**Challenge**
Copy out lines with the word "Kongruencja" from the material that follows.

**Task inputs**
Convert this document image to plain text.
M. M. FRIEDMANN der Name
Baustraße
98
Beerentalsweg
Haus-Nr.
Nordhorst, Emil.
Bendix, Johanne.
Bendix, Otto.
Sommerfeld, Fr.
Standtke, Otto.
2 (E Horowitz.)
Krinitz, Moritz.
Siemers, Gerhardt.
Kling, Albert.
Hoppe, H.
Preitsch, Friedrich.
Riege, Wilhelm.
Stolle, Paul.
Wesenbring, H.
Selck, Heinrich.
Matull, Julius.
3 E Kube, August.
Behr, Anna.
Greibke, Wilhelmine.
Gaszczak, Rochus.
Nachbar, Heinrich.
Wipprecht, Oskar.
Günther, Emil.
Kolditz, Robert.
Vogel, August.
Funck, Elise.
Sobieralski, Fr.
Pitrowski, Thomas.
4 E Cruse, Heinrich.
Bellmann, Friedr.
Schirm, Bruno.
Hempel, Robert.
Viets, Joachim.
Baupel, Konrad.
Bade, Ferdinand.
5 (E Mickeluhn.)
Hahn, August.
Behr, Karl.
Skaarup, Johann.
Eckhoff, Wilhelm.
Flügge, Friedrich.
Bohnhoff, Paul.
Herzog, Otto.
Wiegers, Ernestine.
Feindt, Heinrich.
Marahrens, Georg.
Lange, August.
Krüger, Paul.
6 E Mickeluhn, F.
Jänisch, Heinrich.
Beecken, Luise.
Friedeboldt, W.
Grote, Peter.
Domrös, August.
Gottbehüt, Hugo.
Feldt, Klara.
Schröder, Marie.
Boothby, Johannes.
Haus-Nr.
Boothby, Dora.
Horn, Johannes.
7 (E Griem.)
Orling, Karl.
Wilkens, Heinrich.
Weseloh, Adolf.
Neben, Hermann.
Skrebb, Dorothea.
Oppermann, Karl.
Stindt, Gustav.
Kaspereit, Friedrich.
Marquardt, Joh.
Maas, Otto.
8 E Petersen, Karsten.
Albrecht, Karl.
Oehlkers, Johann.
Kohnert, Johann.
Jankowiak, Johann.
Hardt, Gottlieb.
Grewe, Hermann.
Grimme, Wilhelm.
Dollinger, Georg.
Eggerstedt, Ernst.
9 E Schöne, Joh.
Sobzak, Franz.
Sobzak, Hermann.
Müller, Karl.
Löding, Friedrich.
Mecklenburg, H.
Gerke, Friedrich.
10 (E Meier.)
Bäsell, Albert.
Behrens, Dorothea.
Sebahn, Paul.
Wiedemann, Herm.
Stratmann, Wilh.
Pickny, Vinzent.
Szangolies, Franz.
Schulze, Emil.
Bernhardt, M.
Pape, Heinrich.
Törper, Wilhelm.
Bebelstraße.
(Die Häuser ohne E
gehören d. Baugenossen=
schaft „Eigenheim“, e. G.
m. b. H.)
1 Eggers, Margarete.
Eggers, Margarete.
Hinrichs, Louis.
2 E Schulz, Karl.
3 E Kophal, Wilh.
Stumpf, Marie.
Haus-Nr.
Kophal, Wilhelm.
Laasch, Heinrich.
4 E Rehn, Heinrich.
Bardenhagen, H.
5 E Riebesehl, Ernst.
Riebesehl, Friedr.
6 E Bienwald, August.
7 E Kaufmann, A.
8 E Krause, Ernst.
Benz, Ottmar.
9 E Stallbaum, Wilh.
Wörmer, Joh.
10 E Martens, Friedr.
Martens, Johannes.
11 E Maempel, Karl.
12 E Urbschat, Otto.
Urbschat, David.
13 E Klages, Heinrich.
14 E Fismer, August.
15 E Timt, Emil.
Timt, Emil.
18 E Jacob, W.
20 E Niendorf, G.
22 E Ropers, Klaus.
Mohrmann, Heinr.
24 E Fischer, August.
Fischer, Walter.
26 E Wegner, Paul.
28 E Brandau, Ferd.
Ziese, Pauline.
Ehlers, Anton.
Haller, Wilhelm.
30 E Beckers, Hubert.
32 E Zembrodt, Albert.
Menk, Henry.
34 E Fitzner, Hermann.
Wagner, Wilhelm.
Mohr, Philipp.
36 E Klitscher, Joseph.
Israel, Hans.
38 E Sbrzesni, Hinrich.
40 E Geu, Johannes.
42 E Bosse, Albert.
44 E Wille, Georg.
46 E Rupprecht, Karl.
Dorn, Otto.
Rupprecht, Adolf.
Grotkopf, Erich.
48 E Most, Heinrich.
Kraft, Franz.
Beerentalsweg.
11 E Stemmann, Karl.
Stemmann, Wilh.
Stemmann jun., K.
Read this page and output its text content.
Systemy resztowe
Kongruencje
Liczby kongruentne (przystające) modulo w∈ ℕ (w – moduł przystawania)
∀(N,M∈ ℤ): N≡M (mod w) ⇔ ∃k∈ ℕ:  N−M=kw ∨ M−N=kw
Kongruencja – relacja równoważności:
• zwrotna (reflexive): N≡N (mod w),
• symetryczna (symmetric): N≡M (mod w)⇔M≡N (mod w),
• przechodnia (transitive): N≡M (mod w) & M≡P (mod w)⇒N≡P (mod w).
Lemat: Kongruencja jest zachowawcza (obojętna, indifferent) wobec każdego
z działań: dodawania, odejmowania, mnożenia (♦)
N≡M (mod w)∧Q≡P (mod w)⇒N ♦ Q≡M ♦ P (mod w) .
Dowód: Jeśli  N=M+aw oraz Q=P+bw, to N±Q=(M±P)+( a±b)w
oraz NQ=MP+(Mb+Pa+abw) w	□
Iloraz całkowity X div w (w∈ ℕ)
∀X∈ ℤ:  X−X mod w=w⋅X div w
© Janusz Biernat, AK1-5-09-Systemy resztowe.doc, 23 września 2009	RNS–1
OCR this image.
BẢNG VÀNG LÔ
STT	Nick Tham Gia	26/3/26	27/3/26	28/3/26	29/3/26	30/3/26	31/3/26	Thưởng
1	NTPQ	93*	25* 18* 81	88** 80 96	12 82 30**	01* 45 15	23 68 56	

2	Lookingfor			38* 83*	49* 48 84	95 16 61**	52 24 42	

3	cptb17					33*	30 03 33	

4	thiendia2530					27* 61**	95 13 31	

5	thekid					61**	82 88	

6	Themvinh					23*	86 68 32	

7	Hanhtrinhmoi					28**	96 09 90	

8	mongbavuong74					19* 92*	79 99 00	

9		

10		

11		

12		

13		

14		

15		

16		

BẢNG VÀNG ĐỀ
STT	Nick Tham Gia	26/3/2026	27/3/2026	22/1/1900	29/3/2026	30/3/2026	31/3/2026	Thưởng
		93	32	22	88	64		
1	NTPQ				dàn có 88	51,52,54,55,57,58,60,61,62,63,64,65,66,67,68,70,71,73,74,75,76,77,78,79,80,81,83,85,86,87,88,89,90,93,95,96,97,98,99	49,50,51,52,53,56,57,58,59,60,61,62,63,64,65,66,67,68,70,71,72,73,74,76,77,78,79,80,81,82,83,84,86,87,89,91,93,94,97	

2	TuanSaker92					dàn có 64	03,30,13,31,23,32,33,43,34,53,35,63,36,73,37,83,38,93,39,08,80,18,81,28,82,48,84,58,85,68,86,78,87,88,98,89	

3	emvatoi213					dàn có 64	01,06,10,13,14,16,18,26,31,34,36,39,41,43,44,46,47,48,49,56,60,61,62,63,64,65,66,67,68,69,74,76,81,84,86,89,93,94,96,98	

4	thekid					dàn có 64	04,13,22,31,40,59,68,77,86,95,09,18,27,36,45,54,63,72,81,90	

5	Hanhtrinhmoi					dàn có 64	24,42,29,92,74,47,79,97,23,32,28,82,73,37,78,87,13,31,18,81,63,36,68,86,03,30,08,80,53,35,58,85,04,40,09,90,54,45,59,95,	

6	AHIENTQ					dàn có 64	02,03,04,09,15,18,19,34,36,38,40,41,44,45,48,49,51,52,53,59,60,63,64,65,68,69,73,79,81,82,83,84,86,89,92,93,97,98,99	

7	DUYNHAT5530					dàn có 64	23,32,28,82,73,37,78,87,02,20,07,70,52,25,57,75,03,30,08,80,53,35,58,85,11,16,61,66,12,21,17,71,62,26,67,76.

**Answer to this problem**
Kongruencja – relacja równoważności:
Lemat: Kongruencja jest zachowawcza (obojętna, indifferent) wobec każdego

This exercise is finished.